* _GOAL OF THE EXERCISE_
Starting at the line that contains "Parse this screenshot: output", retype each line to the end of the listing below. Include both ends, but not the pictures.

|---|

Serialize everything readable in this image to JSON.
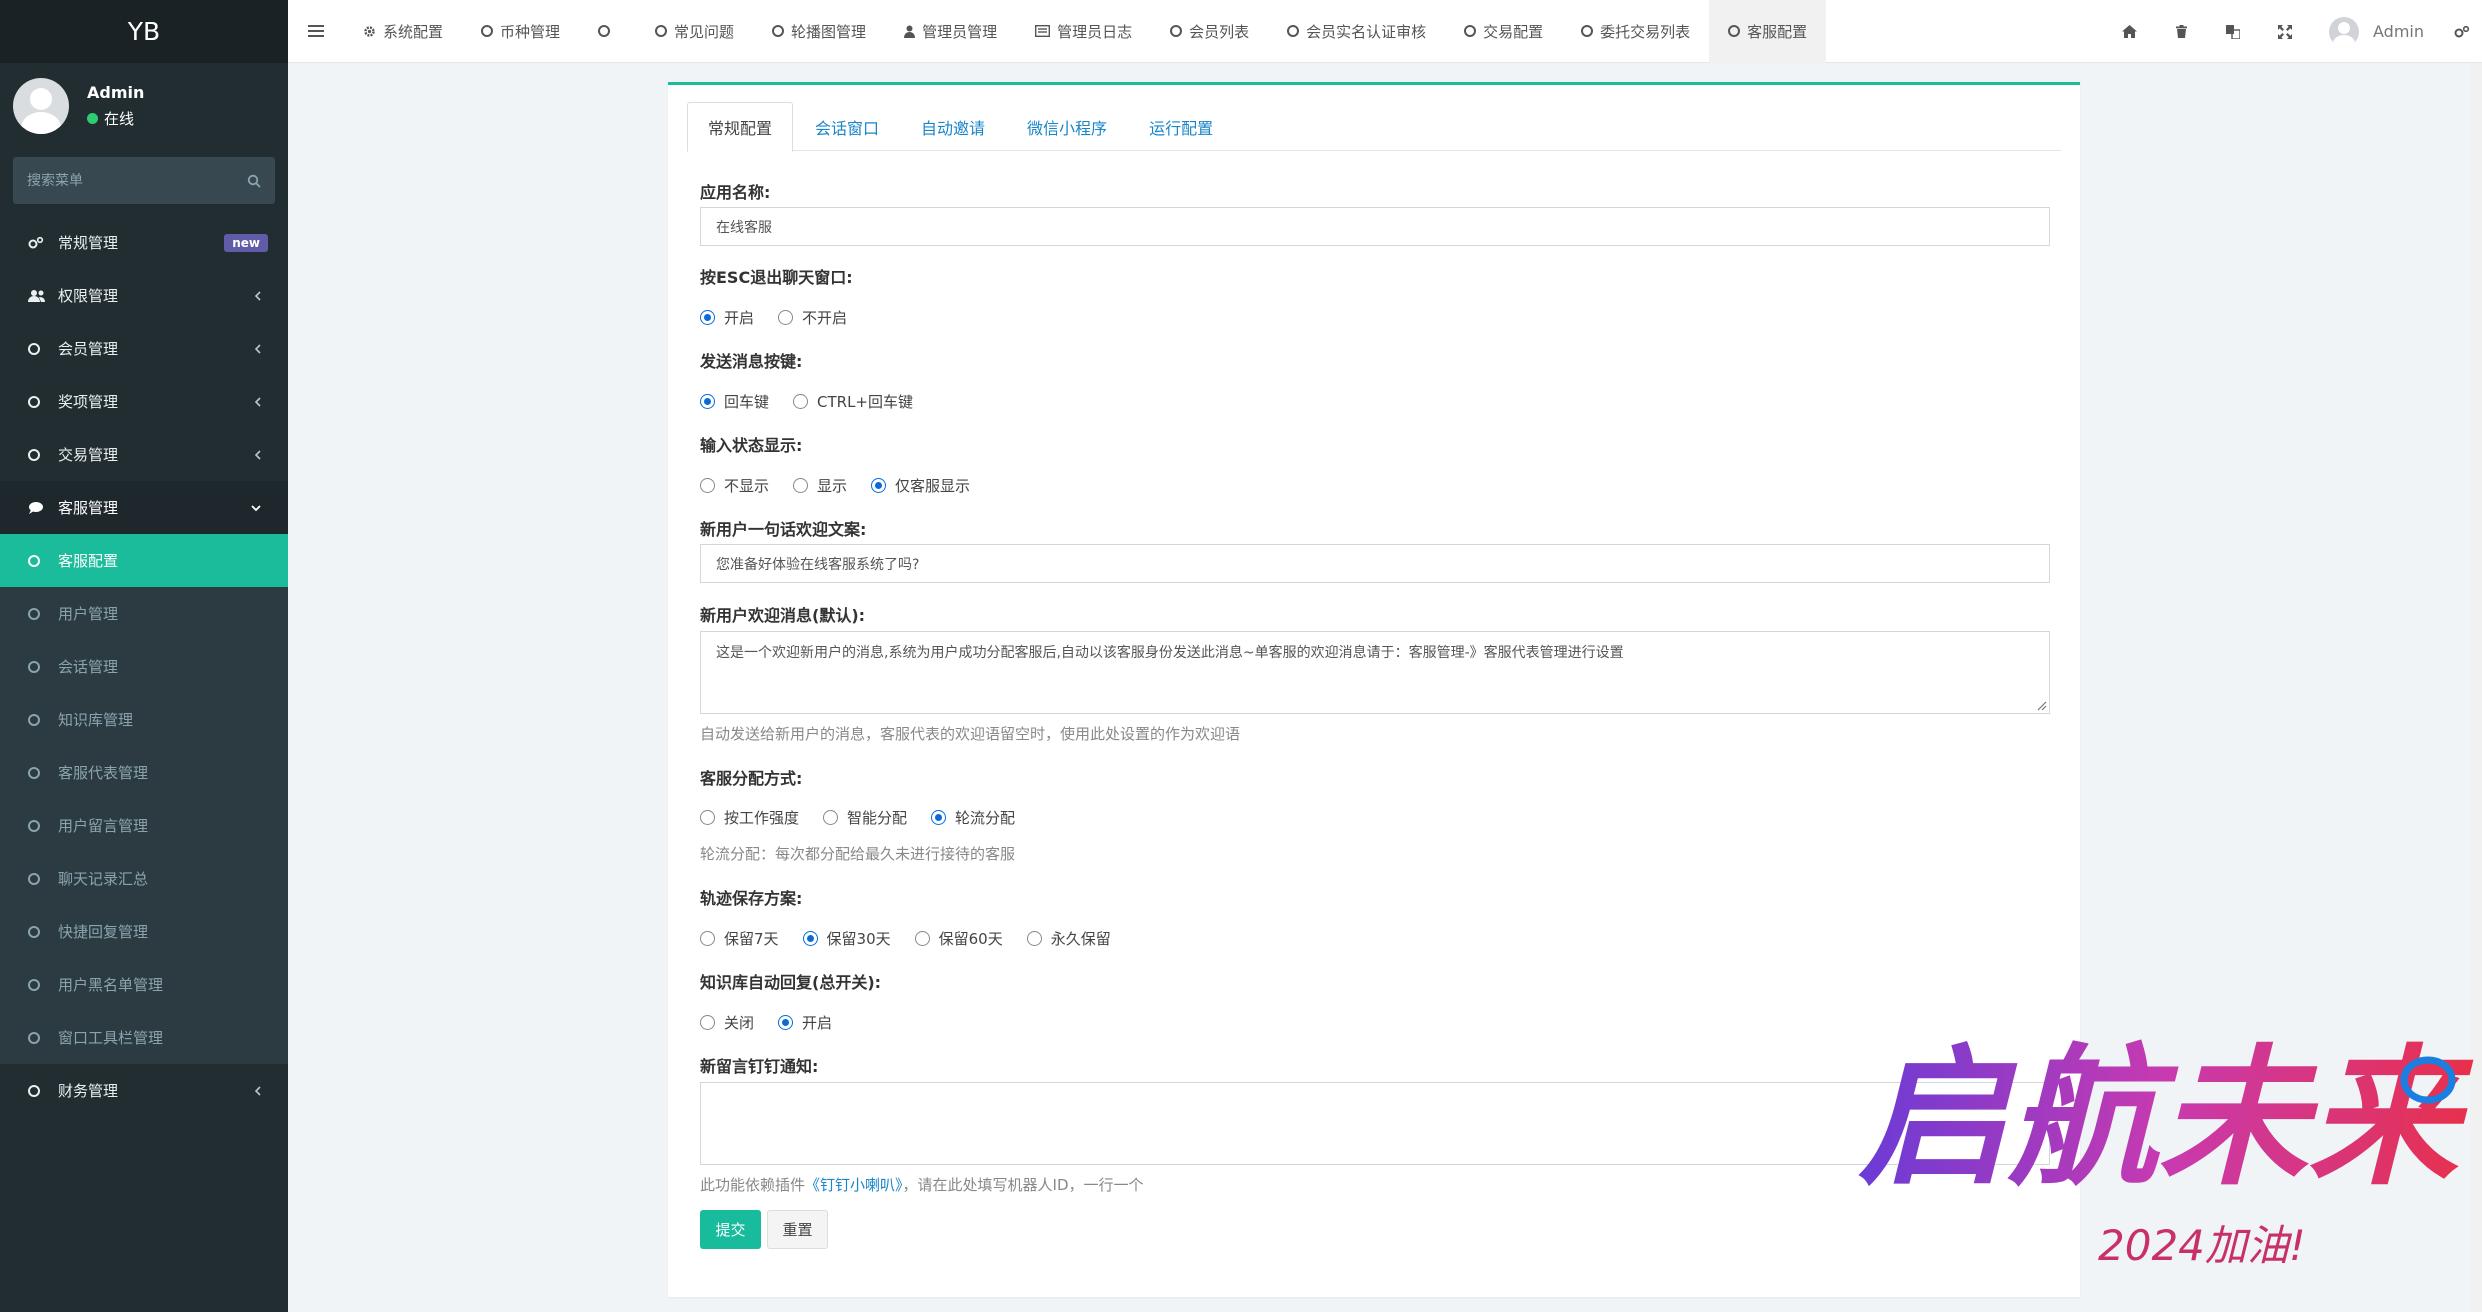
{
  "sidebar": {
    "brand": "YB",
    "user": {
      "name": "Admin",
      "status": "在线"
    },
    "search_placeholder": "搜索菜单",
    "new_badge": "new",
    "items": [
      {
        "label": "常规管理"
      },
      {
        "label": "权限管理"
      },
      {
        "label": "会员管理"
      },
      {
        "label": "奖项管理"
      },
      {
        "label": "交易管理"
      },
      {
        "label": "客服管理"
      }
    ],
    "sub_items": [
      {
        "label": "客服配置"
      },
      {
        "label": "用户管理"
      },
      {
        "label": "会话管理"
      },
      {
        "label": "知识库管理"
      },
      {
        "label": "客服代表管理"
      },
      {
        "label": "用户留言管理"
      },
      {
        "label": "聊天记录汇总"
      },
      {
        "label": "快捷回复管理"
      },
      {
        "label": "用户黑名单管理"
      },
      {
        "label": "窗口工具栏管理"
      }
    ],
    "finance": {
      "label": "财务管理"
    }
  },
  "topbar": {
    "tabs": [
      {
        "label": "系统配置"
      },
      {
        "label": "币种管理"
      },
      {
        "label": ""
      },
      {
        "label": "常见问题"
      },
      {
        "label": "轮播图管理"
      },
      {
        "label": "管理员管理"
      },
      {
        "label": "管理员日志"
      },
      {
        "label": "会员列表"
      },
      {
        "label": "会员实名认证审核"
      },
      {
        "label": "交易配置"
      },
      {
        "label": "委托交易列表"
      },
      {
        "label": "客服配置"
      }
    ],
    "user_name": "Admin"
  },
  "panel": {
    "tabs": [
      {
        "label": "常规配置"
      },
      {
        "label": "会话窗口"
      },
      {
        "label": "自动邀请"
      },
      {
        "label": "微信小程序"
      },
      {
        "label": "运行配置"
      }
    ],
    "app_name": {
      "label": "应用名称:",
      "value": "在线客服"
    },
    "esc_close": {
      "label": "按ESC退出聊天窗口:",
      "options": [
        "开启",
        "不开启"
      ],
      "selected": 0
    },
    "send_key": {
      "label": "发送消息按键:",
      "options": [
        "回车键",
        "CTRL+回车键"
      ],
      "selected": 0
    },
    "typing_state": {
      "label": "输入状态显示:",
      "options": [
        "不显示",
        "显示",
        "仅客服显示"
      ],
      "selected": 2
    },
    "welcome_line": {
      "label": "新用户一句话欢迎文案:",
      "value": "您准备好体验在线客服系统了吗?"
    },
    "welcome_msg": {
      "label": "新用户欢迎消息(默认):",
      "value": "这是一个欢迎新用户的消息,系统为用户成功分配客服后,自动以该客服身份发送此消息~单客服的欢迎消息请于：客服管理-》客服代表管理进行设置",
      "help": "自动发送给新用户的消息，客服代表的欢迎语留空时，使用此处设置的作为欢迎语"
    },
    "assign_mode": {
      "label": "客服分配方式:",
      "options": [
        "按工作强度",
        "智能分配",
        "轮流分配"
      ],
      "selected": 2,
      "help": "轮流分配：每次都分配给最久未进行接待的客服"
    },
    "trace_keep": {
      "label": "轨迹保存方案:",
      "options": [
        "保留7天",
        "保留30天",
        "保留60天",
        "永久保留"
      ],
      "selected": 1
    },
    "kb_autoreply": {
      "label": "知识库自动回复(总开关):",
      "options": [
        "关闭",
        "开启"
      ],
      "selected": 1
    },
    "dingtalk": {
      "label": "新留言钉钉通知:",
      "value": "",
      "help_prefix": "此功能依赖插件",
      "help_link": "《钉钉小喇叭》",
      "help_suffix": "，请在此处填写机器人ID，一行一个"
    },
    "submit_label": "提交",
    "reset_label": "重置"
  },
  "watermark": {
    "main": "启航未来",
    "sub": "2024加油!"
  },
  "colors": {
    "sidebar_bg": "#222d32",
    "accent": "#1abc9c",
    "link": "#1a86c8",
    "new_badge": "#605ca8"
  }
}
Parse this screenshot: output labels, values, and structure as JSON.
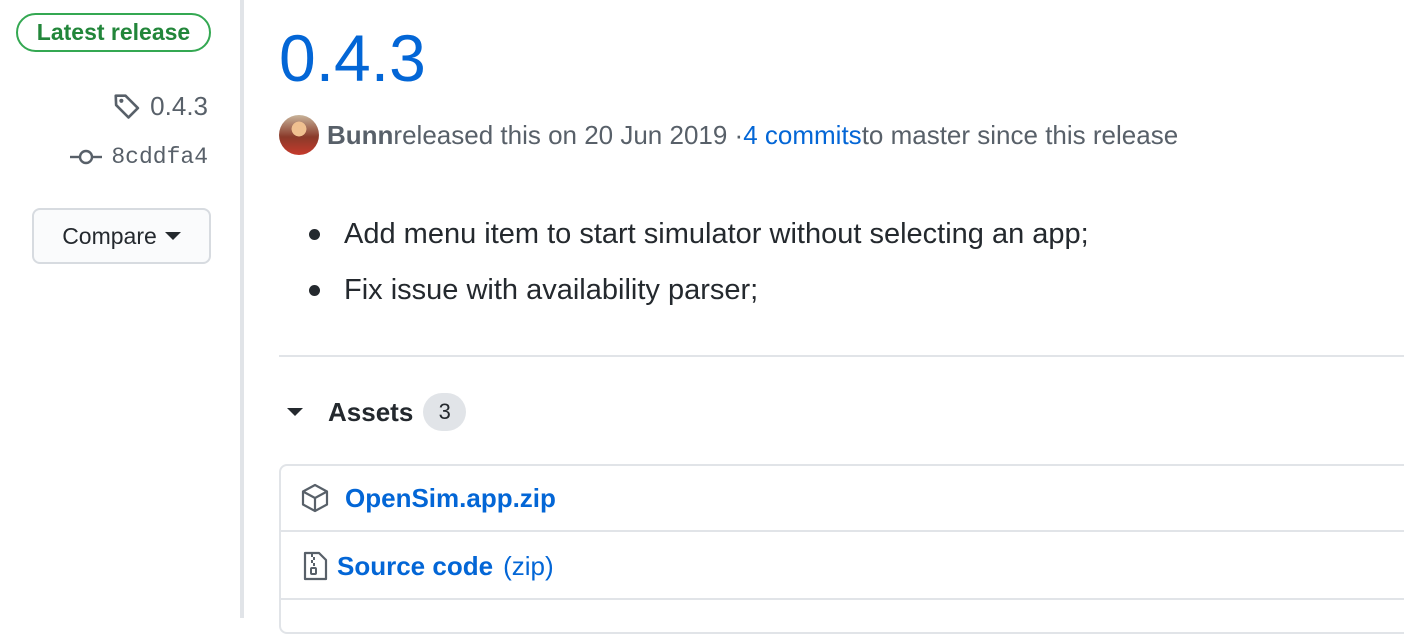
{
  "sidebar": {
    "badge": "Latest release",
    "tag": "0.4.3",
    "commit": "8cddfa4",
    "compare_label": "Compare"
  },
  "release": {
    "title": "0.4.3",
    "author": "Bunn",
    "released_text": " released this on 20 Jun 2019 · ",
    "commits_link": "4 commits",
    "commits_suffix": " to master since this release",
    "notes": [
      "Add menu item to start simulator without selecting an app;",
      "Fix issue with availability parser;"
    ]
  },
  "assets": {
    "label": "Assets",
    "count": "3",
    "items": [
      {
        "name": "OpenSim.app.zip",
        "icon": "package-icon"
      },
      {
        "name": "Source code",
        "ext": "(zip)",
        "icon": "file-zip-icon"
      }
    ]
  },
  "colors": {
    "link": "#0366d6",
    "latest_green": "#22863a",
    "muted": "#586069",
    "border": "#e1e4e8"
  }
}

|---|

* _FINISHED ANSWER_
Parse this screenshot: output labels, values, and structure as JSON.
{
  "sidebar": {
    "badge": "Latest release",
    "tag": "0.4.3",
    "commit": "8cddfa4",
    "compare_label": "Compare"
  },
  "release": {
    "title": "0.4.3",
    "author": "Bunn",
    "released_text": " released this on 20 Jun 2019 · ",
    "commits_link": "4 commits",
    "commits_suffix": " to master since this release",
    "notes": [
      "Add menu item to start simulator without selecting an app;",
      "Fix issue with availability parser;"
    ]
  },
  "assets": {
    "label": "Assets",
    "count": "3",
    "items": [
      {
        "name": "OpenSim.app.zip",
        "icon": "package-icon"
      },
      {
        "name": "Source code",
        "ext": "(zip)",
        "icon": "file-zip-icon"
      }
    ]
  },
  "colors": {
    "link": "#0366d6",
    "latest_green": "#22863a",
    "muted": "#586069",
    "border": "#e1e4e8"
  }
}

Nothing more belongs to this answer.